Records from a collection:
++++++

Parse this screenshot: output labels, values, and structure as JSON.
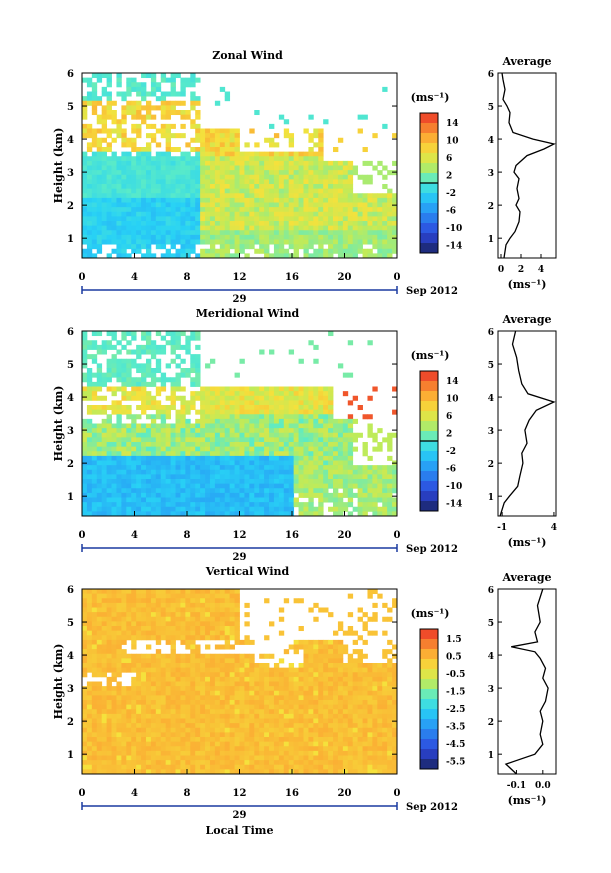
{
  "figure": {
    "x_axis_title": "Local Time",
    "date_label": "Sep 2012",
    "day_label": "29",
    "unit_label": "(ms⁻¹)",
    "avg_title": "Average"
  },
  "chart_data": [
    {
      "type": "heatmap",
      "title": "Zonal Wind",
      "ylabel": "Height (km)",
      "xlabel": "",
      "x_ticks": [
        "0",
        "4",
        "8",
        "12",
        "16",
        "20",
        "0"
      ],
      "xlim": [
        0,
        24
      ],
      "y_ticks": [
        "1",
        "2",
        "3",
        "4",
        "5",
        "6"
      ],
      "ylim": [
        0.4,
        6
      ],
      "colorbar": {
        "ticks": [
          "14",
          "10",
          "6",
          "2",
          "-2",
          "-6",
          "-10",
          "-14"
        ],
        "range": [
          -14,
          14
        ],
        "zero_line": 2
      },
      "profile": {
        "title": "Average",
        "xlabel": "(ms⁻¹)",
        "x_ticks": [
          "0",
          "2",
          "4"
        ],
        "xlim": [
          -0.3,
          5.5
        ],
        "heights": [
          0.4,
          0.8,
          1.0,
          1.2,
          1.5,
          1.8,
          2.0,
          2.2,
          2.5,
          2.8,
          3.0,
          3.2,
          3.5,
          3.7,
          3.85,
          4.0,
          4.2,
          4.5,
          4.8,
          5.0,
          5.2,
          5.5,
          5.8,
          6.0
        ],
        "values": [
          0.3,
          0.5,
          0.9,
          1.4,
          1.8,
          1.9,
          1.5,
          1.8,
          1.6,
          1.8,
          1.3,
          1.5,
          2.6,
          4.3,
          5.3,
          3.2,
          1.2,
          0.8,
          0.9,
          0.6,
          0.2,
          0.4,
          0.2,
          0.1
        ]
      }
    },
    {
      "type": "heatmap",
      "title": "Meridional Wind",
      "ylabel": "Height (km)",
      "xlabel": "",
      "x_ticks": [
        "0",
        "4",
        "8",
        "12",
        "16",
        "20",
        "0"
      ],
      "xlim": [
        0,
        24
      ],
      "y_ticks": [
        "1",
        "2",
        "3",
        "4",
        "5",
        "6"
      ],
      "ylim": [
        0.4,
        6
      ],
      "colorbar": {
        "ticks": [
          "14",
          "10",
          "6",
          "2",
          "-2",
          "-6",
          "-10",
          "-14"
        ],
        "range": [
          -14,
          14
        ],
        "zero_line": 2
      },
      "profile": {
        "title": "Average",
        "xlabel": "(ms⁻¹)",
        "x_ticks": [
          "-1",
          "4"
        ],
        "xlim": [
          -1.4,
          4.2
        ],
        "heights": [
          0.4,
          0.8,
          1.0,
          1.3,
          1.6,
          2.0,
          2.3,
          2.6,
          3.0,
          3.3,
          3.6,
          3.85,
          4.1,
          4.4,
          4.8,
          5.2,
          5.6,
          6.0
        ],
        "values": [
          -1.2,
          -0.8,
          -0.3,
          0.5,
          0.7,
          1.0,
          0.9,
          1.4,
          1.2,
          1.6,
          2.3,
          4.0,
          1.5,
          0.9,
          0.6,
          0.4,
          0.0,
          0.3
        ]
      }
    },
    {
      "type": "heatmap",
      "title": "Vertical Wind",
      "ylabel": "Height (km)",
      "xlabel": "Local Time",
      "x_ticks": [
        "0",
        "4",
        "8",
        "12",
        "16",
        "20",
        "0"
      ],
      "xlim": [
        0,
        24
      ],
      "y_ticks": [
        "1",
        "2",
        "3",
        "4",
        "5",
        "6"
      ],
      "ylim": [
        0.4,
        6
      ],
      "colorbar": {
        "ticks": [
          "1.5",
          "0.5",
          "-0.5",
          "-1.5",
          "-2.5",
          "-3.5",
          "-4.5",
          "-5.5"
        ],
        "range": [
          -6,
          2
        ]
      },
      "profile": {
        "title": "Average",
        "xlabel": "(ms⁻¹)",
        "x_ticks": [
          "-0.1",
          "0.0"
        ],
        "xlim": [
          -0.17,
          0.05
        ],
        "heights": [
          0.4,
          0.7,
          1.0,
          1.3,
          1.6,
          2.0,
          2.3,
          2.6,
          3.0,
          3.3,
          3.6,
          3.9,
          4.1,
          4.25,
          4.4,
          4.7,
          5.0,
          5.5,
          6.0
        ],
        "values": [
          -0.1,
          -0.14,
          -0.03,
          0.0,
          -0.01,
          0.0,
          -0.01,
          0.01,
          0.02,
          0.0,
          0.01,
          -0.01,
          -0.03,
          -0.12,
          -0.02,
          -0.03,
          -0.01,
          -0.02,
          0.0
        ]
      }
    }
  ]
}
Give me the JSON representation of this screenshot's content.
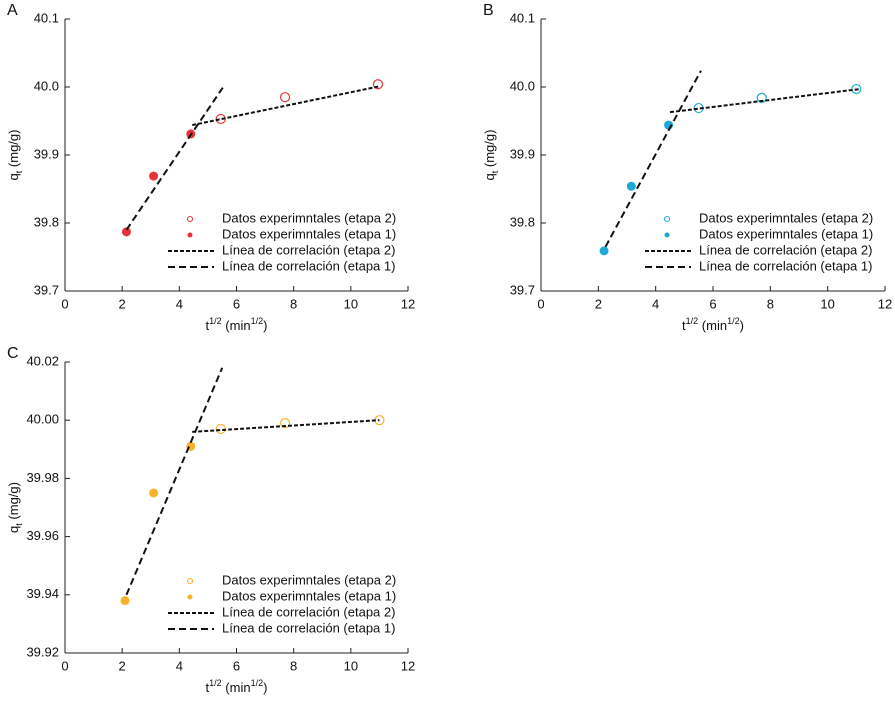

++++++

**TASK DESCRIPTION**
Find the lines containing "Wind" and pull them out.

**REPLY TO THE EXERCISE**
      "title": "Zonal Wind",
      "title": "Meridional Wind",
      "title": "Vertical Wind",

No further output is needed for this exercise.